- _Source data_:
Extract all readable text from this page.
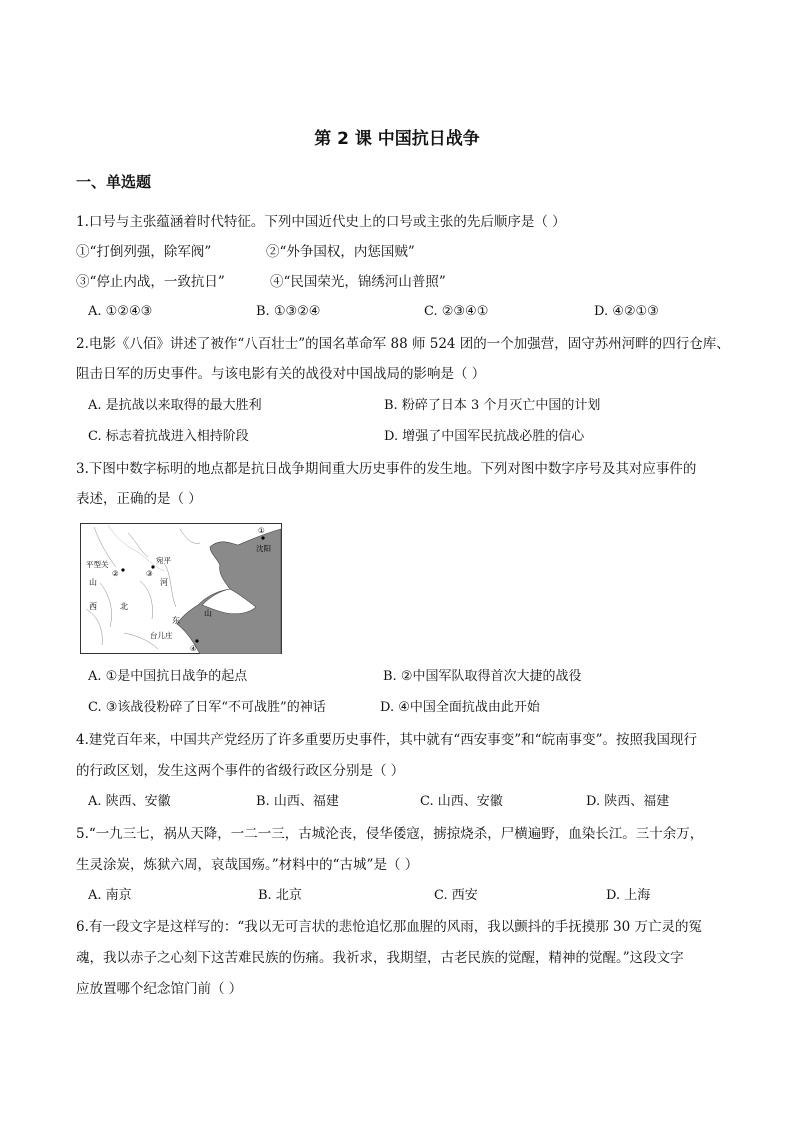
第 2 课 中国抗日战争
一、单选题
1.口号与主张蕴涵着时代特征。下列中国近代史上的口号或主张的先后顺序是（ ）
①“打倒列强，除军阀”	②“外争国权，内惩国贼”
③“停止内战，一致抗日”	④“民国荣光，锦绣河山普照”
A. ①②④③	B. ①③②④	C. ②③④①	D. ④②①③
2.电影《八佰》讲述了被作“八百壮士”的国名革命军 88 师 524 团的一个加强营，固守苏州河畔的四行仓库、
阻击日军的历史事件。与该电影有关的战役对中国战局的影响是（ ）
A. 是抗战以来取得的最大胜利	B. 粉碎了日本 3 个月灭亡中国的计划
C. 标志着抗战进入相持阶段	D. 增强了中国军民抗战必胜的信心
3.下图中数字标明的地点都是抗日战争期间重大历史事件的发生地。下列对图中数字序号及其对应事件的
表述，正确的是（ ）
①
沈阳
平型关
②
宛平
③
山	河
西	北
东
山
台儿庄
④
A. ①是中国抗日战争的起点	B. ②中国军队取得首次大捷的战役
C. ③该战役粉碎了日军“不可战胜”的神话	D. ④中国全面抗战由此开始
4.建党百年来，中国共产党经历了许多重要历史事件，其中就有“西安事变”和“皖南事变”。按照我国现行
的行政区划，发生这两个事件的省级行政区分别是（ ）
A. 陕西、安徽	B. 山西、福建	C. 山西、安徽	D. 陕西、福建
5.“一九三七，祸从天降，一二一三，古城沦丧，侵华倭寇，掳掠烧杀，尸横遍野，血染长江。三十余万，
生灵涂炭，炼狱六周，哀哉国殇。”材料中的“古城”是（ ）
A. 南京	B. 北京	C. 西安	D. 上海
6.有一段文字是这样写的：“我以无可言状的悲怆追忆那血腥的风雨，我以颤抖的手抚摸那 30 万亡灵的冤
魂，我以赤子之心刻下这苦难民族的伤痛。我祈求，我期望，古老民族的觉醒，精神的觉醒。”这段文字
应放置哪个纪念馆门前（ ）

- _Instruction_:
Reproduce the entries above exactly. Do not include the images.

- _Task solution_:
Extract all readable text from this page.
第 2 课 中国抗日战争
一、单选题
1.口号与主张蕴涵着时代特征。下列中国近代史上的口号或主张的先后顺序是（ ）
①“打倒列强，除军阀”	②“外争国权，内惩国贼”
③“停止内战，一致抗日”	④“民国荣光，锦绣河山普照”
A. ①②④③	B. ①③②④	C. ②③④①	D. ④②①③
2.电影《八佰》讲述了被作“八百壮士”的国名革命军 88 师 524 团的一个加强营，固守苏州河畔的四行仓库、
阻击日军的历史事件。与该电影有关的战役对中国战局的影响是（ ）
A. 是抗战以来取得的最大胜利	B. 粉碎了日本 3 个月灭亡中国的计划
C. 标志着抗战进入相持阶段	D. 增强了中国军民抗战必胜的信心
3.下图中数字标明的地点都是抗日战争期间重大历史事件的发生地。下列对图中数字序号及其对应事件的
表述，正确的是（ ）
①
沈阳
平型关
②
宛平
③
山	河
西	北
东
山
台儿庄
④
A. ①是中国抗日战争的起点	B. ②中国军队取得首次大捷的战役
C. ③该战役粉碎了日军“不可战胜”的神话	D. ④中国全面抗战由此开始
4.建党百年来，中国共产党经历了许多重要历史事件，其中就有“西安事变”和“皖南事变”。按照我国现行
的行政区划，发生这两个事件的省级行政区分别是（ ）
A. 陕西、安徽	B. 山西、福建	C. 山西、安徽	D. 陕西、福建
5.“一九三七，祸从天降，一二一三，古城沦丧，侵华倭寇，掳掠烧杀，尸横遍野，血染长江。三十余万，
生灵涂炭，炼狱六周，哀哉国殇。”材料中的“古城”是（ ）
A. 南京	B. 北京	C. 西安	D. 上海
6.有一段文字是这样写的：“我以无可言状的悲怆追忆那血腥的风雨，我以颤抖的手抚摸那 30 万亡灵的冤
魂，我以赤子之心刻下这苦难民族的伤痛。我祈求，我期望，古老民族的觉醒，精神的觉醒。”这段文字
应放置哪个纪念馆门前（ ）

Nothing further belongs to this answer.